→ QUOTED PASSAGE:
━━━━━━━━

News10NBC heard what DDAWNY is doing to help fill the employment gaps, and who they’re reaching out to for financial help.

DDAWNY represents 40 different disabilities agencies all over Western New York. They say they currently have 3,200 direct support professional vacancies.

The agency that many people living with disabilities depend on most has a severe shortage of essential employees.

CEO of Holy Childhood Center Donna Dedee says direct support professionals are some of the lowest-paid employees in the industry. DDAWNY is calling on Gov. Andrew Cuomo and other state leaders to act now.

"Funding for living wages is imperative for these front-line workers who care for the most vulnerable people in our community," Dedee said.

Unlike other workforce sectors, these organizations are told how much to pay their employees.

"Many other businesses can do things like shorten their hours or raise their prices to increase wages," Dedee said. "We can’t do either of these things. In many cases, we provide round-the-clock care. Our prices are set by the State of New York."

━━━━━━━━

→ INSTRUCTIONS:
#1 Please list every sentence the news report quotes Donna Dedee as saying inside quotation marks, each one in full.
#2 Copy the news report word for word from "DDAWNY represents 40" to "of essential employees.".

━━━━━━━━

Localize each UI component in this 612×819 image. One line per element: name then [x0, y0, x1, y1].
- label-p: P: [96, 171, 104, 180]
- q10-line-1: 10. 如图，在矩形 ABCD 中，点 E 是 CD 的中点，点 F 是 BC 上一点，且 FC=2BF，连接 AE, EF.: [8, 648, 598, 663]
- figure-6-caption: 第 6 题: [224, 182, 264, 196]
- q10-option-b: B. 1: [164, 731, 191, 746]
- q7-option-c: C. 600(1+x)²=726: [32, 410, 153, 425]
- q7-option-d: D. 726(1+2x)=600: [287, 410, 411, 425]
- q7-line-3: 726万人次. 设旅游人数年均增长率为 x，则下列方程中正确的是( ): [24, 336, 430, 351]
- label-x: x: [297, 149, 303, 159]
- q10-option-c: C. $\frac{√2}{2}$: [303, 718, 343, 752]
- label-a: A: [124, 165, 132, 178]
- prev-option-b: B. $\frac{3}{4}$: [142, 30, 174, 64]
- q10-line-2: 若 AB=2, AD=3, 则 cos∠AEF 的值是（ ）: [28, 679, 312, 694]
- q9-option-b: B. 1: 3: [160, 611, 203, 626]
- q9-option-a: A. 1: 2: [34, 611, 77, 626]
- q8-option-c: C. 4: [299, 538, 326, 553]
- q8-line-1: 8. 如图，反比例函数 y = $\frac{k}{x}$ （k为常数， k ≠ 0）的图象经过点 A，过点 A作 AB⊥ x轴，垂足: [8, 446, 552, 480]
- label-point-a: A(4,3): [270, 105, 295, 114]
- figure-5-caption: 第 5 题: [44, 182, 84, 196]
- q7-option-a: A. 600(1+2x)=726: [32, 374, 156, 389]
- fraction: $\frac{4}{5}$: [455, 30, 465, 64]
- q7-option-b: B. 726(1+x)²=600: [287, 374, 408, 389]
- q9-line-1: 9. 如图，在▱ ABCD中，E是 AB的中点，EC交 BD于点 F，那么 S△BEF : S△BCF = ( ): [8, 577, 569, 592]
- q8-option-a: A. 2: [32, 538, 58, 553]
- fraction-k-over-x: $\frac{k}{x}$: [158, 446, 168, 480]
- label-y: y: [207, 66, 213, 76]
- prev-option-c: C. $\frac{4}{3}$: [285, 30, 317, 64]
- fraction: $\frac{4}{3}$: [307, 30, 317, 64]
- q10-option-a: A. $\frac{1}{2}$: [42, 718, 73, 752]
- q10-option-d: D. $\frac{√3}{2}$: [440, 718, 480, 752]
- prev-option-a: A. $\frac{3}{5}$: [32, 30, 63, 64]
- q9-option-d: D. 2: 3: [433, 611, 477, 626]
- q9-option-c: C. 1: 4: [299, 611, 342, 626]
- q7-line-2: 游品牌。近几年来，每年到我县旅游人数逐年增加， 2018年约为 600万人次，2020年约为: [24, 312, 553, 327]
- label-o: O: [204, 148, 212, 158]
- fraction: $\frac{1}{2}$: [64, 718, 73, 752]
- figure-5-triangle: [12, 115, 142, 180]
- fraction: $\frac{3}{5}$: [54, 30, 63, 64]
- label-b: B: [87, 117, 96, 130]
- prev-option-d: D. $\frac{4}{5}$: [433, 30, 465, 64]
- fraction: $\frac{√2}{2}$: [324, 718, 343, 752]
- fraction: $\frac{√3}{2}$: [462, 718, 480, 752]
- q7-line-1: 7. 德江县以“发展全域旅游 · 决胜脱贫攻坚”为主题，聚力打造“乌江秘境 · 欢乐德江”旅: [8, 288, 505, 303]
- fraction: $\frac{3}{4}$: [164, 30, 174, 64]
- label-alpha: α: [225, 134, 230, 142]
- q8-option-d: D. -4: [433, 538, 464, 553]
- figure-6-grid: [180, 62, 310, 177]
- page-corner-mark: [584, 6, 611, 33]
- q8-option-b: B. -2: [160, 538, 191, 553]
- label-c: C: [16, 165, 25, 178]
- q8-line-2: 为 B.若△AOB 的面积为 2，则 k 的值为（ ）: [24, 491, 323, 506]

━━━━━━━━

→ RESPONSES TO THE TASKS:
#1
1. "Funding for living wages is imperative for these front-line workers who care for the most vulnerable people in our community."
2. "Many other businesses can do things like shorten their hours or raise their prices to increase wages."
3. "We can't do either of these things."
4. "In many cases, we provide round-the-clock care."
5. "Our prices are set by the State of New York."

#2
DDAWNY represents 40 different disabilities agencies all over Western New York. They say they currently have 3,200 direct support professional vacancies.

The agency that many people living with disabilities depend on most has a severe shortage of essential employees.